[Extracted records]

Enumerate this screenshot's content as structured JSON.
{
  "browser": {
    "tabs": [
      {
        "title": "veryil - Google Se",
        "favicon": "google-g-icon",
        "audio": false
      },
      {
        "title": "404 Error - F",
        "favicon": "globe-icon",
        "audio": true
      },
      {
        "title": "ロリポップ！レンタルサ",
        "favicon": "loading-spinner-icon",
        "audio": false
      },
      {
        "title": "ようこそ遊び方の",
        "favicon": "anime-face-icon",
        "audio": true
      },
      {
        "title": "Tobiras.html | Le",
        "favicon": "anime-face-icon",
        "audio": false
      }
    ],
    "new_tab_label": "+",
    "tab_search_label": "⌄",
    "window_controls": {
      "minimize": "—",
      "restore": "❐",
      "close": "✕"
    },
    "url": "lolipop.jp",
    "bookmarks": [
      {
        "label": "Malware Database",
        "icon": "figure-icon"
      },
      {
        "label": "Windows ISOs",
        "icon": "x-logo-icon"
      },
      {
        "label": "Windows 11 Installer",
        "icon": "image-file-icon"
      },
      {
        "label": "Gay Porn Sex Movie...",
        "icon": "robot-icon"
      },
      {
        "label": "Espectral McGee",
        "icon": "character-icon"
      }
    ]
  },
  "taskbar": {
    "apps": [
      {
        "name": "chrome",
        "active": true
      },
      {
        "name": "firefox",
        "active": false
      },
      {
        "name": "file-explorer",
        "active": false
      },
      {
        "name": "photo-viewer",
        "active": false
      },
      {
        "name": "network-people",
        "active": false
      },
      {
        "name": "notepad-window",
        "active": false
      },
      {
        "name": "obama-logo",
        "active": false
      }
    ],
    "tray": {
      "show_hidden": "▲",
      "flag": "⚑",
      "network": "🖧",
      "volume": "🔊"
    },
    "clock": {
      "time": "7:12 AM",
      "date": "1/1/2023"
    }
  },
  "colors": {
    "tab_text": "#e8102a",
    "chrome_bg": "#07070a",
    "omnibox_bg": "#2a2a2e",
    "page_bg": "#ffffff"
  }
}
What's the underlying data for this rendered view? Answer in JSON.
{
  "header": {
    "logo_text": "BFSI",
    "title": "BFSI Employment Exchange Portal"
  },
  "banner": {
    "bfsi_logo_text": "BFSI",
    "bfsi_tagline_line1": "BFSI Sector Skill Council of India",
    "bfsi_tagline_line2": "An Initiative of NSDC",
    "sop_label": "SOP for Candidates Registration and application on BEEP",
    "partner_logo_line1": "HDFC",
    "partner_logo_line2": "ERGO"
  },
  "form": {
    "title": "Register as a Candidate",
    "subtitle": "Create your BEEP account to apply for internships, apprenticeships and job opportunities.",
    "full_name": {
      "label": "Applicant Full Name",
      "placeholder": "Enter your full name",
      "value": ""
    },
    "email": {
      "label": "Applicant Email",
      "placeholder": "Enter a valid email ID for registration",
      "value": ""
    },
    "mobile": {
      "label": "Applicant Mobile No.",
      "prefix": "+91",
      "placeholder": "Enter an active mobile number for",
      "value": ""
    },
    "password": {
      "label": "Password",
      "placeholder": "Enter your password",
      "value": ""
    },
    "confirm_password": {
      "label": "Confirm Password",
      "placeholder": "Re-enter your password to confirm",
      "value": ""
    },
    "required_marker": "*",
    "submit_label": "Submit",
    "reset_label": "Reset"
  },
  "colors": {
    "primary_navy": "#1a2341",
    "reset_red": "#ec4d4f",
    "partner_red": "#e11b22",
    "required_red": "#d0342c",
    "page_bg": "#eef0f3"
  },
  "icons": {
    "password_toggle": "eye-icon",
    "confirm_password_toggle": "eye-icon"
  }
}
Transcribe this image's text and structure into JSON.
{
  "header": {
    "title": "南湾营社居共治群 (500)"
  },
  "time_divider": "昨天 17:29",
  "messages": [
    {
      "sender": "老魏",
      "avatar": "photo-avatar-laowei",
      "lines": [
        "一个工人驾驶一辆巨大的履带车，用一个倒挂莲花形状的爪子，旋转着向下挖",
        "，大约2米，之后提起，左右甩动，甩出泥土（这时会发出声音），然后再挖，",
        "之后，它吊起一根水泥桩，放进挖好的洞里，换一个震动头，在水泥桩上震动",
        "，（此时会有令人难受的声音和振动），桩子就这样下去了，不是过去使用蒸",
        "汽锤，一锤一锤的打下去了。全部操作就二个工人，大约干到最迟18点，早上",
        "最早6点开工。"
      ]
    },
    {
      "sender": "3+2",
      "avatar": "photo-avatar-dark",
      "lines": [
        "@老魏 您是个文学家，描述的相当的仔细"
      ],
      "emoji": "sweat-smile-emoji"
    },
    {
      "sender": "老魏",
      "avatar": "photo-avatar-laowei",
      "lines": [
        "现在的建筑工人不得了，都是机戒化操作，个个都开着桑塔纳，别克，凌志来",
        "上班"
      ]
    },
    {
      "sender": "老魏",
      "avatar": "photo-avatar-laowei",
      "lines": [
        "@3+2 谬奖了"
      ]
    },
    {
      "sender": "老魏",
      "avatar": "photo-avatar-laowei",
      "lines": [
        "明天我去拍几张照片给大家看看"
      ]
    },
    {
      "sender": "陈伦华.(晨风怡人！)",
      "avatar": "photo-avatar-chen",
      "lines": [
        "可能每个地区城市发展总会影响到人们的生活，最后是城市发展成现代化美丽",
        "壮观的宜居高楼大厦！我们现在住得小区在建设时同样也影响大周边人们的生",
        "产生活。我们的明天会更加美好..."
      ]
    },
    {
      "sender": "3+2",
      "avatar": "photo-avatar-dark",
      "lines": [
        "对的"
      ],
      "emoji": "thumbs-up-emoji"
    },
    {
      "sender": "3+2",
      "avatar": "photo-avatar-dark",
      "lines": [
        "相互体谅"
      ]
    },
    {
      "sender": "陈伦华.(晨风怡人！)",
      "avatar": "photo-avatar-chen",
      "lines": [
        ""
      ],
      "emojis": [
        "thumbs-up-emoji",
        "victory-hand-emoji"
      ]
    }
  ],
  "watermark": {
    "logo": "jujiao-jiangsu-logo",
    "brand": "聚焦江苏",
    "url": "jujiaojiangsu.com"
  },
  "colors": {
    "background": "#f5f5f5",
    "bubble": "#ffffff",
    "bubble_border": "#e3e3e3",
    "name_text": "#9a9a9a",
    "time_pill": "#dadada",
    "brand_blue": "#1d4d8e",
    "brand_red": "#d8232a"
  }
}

### GIVEN TASK
Write down every line of the data exactly as it appears above.

### RESULT
Enumerate this screenshot's content as structured JSON.
{
  "browser": {
    "tabs": [
      {
        "title": "veryil - Google Se",
        "favicon": "google-g-icon",
        "audio": false
      },
      {
        "title": "404 Error - F",
        "favicon": "globe-icon",
        "audio": true
      },
      {
        "title": "ロリポップ！レンタルサ",
        "favicon": "loading-spinner-icon",
        "audio": false
      },
      {
        "title": "ようこそ遊び方の",
        "favicon": "anime-face-icon",
        "audio": true
      },
      {
        "title": "Tobiras.html | Le",
        "favicon": "anime-face-icon",
        "audio": false
      }
    ],
    "new_tab_label": "+",
    "tab_search_label": "⌄",
    "window_controls": {
      "minimize": "—",
      "restore": "❐",
      "close": "✕"
    },
    "url": "lolipop.jp",
    "bookmarks": [
      {
        "label": "Malware Database",
        "icon": "figure-icon"
      },
      {
        "label": "Windows ISOs",
        "icon": "x-logo-icon"
      },
      {
        "label": "Windows 11 Installer",
        "icon": "image-file-icon"
      },
      {
        "label": "Gay Porn Sex Movie...",
        "icon": "robot-icon"
      },
      {
        "label": "Espectral McGee",
        "icon": "character-icon"
      }
    ]
  },
  "taskbar": {
    "apps": [
      {
        "name": "chrome",
        "active": true
      },
      {
        "name": "firefox",
        "active": false
      },
      {
        "name": "file-explorer",
        "active": false
      },
      {
        "name": "photo-viewer",
        "active": false
      },
      {
        "name": "network-people",
        "active": false
      },
      {
        "name": "notepad-window",
        "active": false
      },
      {
        "name": "obama-logo",
        "active": false
      }
    ],
    "tray": {
      "show_hidden": "▲",
      "flag": "⚑",
      "network": "🖧",
      "volume": "🔊"
    },
    "clock": {
      "time": "7:12 AM",
      "date": "1/1/2023"
    }
  },
  "colors": {
    "tab_text": "#e8102a",
    "chrome_bg": "#07070a",
    "omnibox_bg": "#2a2a2e",
    "page_bg": "#ffffff"
  }
}
What's the underlying data for this rendered view? Answer in JSON.
{
  "header": {
    "logo_text": "BFSI",
    "title": "BFSI Employment Exchange Portal"
  },
  "banner": {
    "bfsi_logo_text": "BFSI",
    "bfsi_tagline_line1": "BFSI Sector Skill Council of India",
    "bfsi_tagline_line2": "An Initiative of NSDC",
    "sop_label": "SOP for Candidates Registration and application on BEEP",
    "partner_logo_line1": "HDFC",
    "partner_logo_line2": "ERGO"
  },
  "form": {
    "title": "Register as a Candidate",
    "subtitle": "Create your BEEP account to apply for internships, apprenticeships and job opportunities.",
    "full_name": {
      "label": "Applicant Full Name",
      "placeholder": "Enter your full name",
      "value": ""
    },
    "email": {
      "label": "Applicant Email",
      "placeholder": "Enter a valid email ID for registration",
      "value": ""
    },
    "mobile": {
      "label": "Applicant Mobile No.",
      "prefix": "+91",
      "placeholder": "Enter an active mobile number for",
      "value": ""
    },
    "password": {
      "label": "Password",
      "placeholder": "Enter your password",
      "value": ""
    },
    "confirm_password": {
      "label": "Confirm Password",
      "placeholder": "Re-enter your password to confirm",
      "value": ""
    },
    "required_marker": "*",
    "submit_label": "Submit",
    "reset_label": "Reset"
  },
  "colors": {
    "primary_navy": "#1a2341",
    "reset_red": "#ec4d4f",
    "partner_red": "#e11b22",
    "required_red": "#d0342c",
    "page_bg": "#eef0f3"
  },
  "icons": {
    "password_toggle": "eye-icon",
    "confirm_password_toggle": "eye-icon"
  }
}
Transcribe this image's text and structure into JSON.
{
  "header": {
    "title": "南湾营社居共治群 (500)"
  },
  "time_divider": "昨天 17:29",
  "messages": [
    {
      "sender": "老魏",
      "avatar": "photo-avatar-laowei",
      "lines": [
        "一个工人驾驶一辆巨大的履带车，用一个倒挂莲花形状的爪子，旋转着向下挖",
        "，大约2米，之后提起，左右甩动，甩出泥土（这时会发出声音），然后再挖，",
        "之后，它吊起一根水泥桩，放进挖好的洞里，换一个震动头，在水泥桩上震动",
        "，（此时会有令人难受的声音和振动），桩子就这样下去了，不是过去使用蒸",
        "汽锤，一锤一锤的打下去了。全部操作就二个工人，大约干到最迟18点，早上",
        "最早6点开工。"
      ]
    },
    {
      "sender": "3+2",
      "avatar": "photo-avatar-dark",
      "lines": [
        "@老魏 您是个文学家，描述的相当的仔细"
      ],
      "emoji": "sweat-smile-emoji"
    },
    {
      "sender": "老魏",
      "avatar": "photo-avatar-laowei",
      "lines": [
        "现在的建筑工人不得了，都是机戒化操作，个个都开着桑塔纳，别克，凌志来",
        "上班"
      ]
    },
    {
      "sender": "老魏",
      "avatar": "photo-avatar-laowei",
      "lines": [
        "@3+2 谬奖了"
      ]
    },
    {
      "sender": "老魏",
      "avatar": "photo-avatar-laowei",
      "lines": [
        "明天我去拍几张照片给大家看看"
      ]
    },
    {
      "sender": "陈伦华.(晨风怡人！)",
      "avatar": "photo-avatar-chen",
      "lines": [
        "可能每个地区城市发展总会影响到人们的生活，最后是城市发展成现代化美丽",
        "壮观的宜居高楼大厦！我们现在住得小区在建设时同样也影响大周边人们的生",
        "产生活。我们的明天会更加美好..."
      ]
    },
    {
      "sender": "3+2",
      "avatar": "photo-avatar-dark",
      "lines": [
        "对的"
      ],
      "emoji": "thumbs-up-emoji"
    },
    {
      "sender": "3+2",
      "avatar": "photo-avatar-dark",
      "lines": [
        "相互体谅"
      ]
    },
    {
      "sender": "陈伦华.(晨风怡人！)",
      "avatar": "photo-avatar-chen",
      "lines": [
        ""
      ],
      "emojis": [
        "thumbs-up-emoji",
        "victory-hand-emoji"
      ]
    }
  ],
  "watermark": {
    "logo": "jujiao-jiangsu-logo",
    "brand": "聚焦江苏",
    "url": "jujiaojiangsu.com"
  },
  "colors": {
    "background": "#f5f5f5",
    "bubble": "#ffffff",
    "bubble_border": "#e3e3e3",
    "name_text": "#9a9a9a",
    "time_pill": "#dadada",
    "brand_blue": "#1d4d8e",
    "brand_red": "#d8232a"
  }
}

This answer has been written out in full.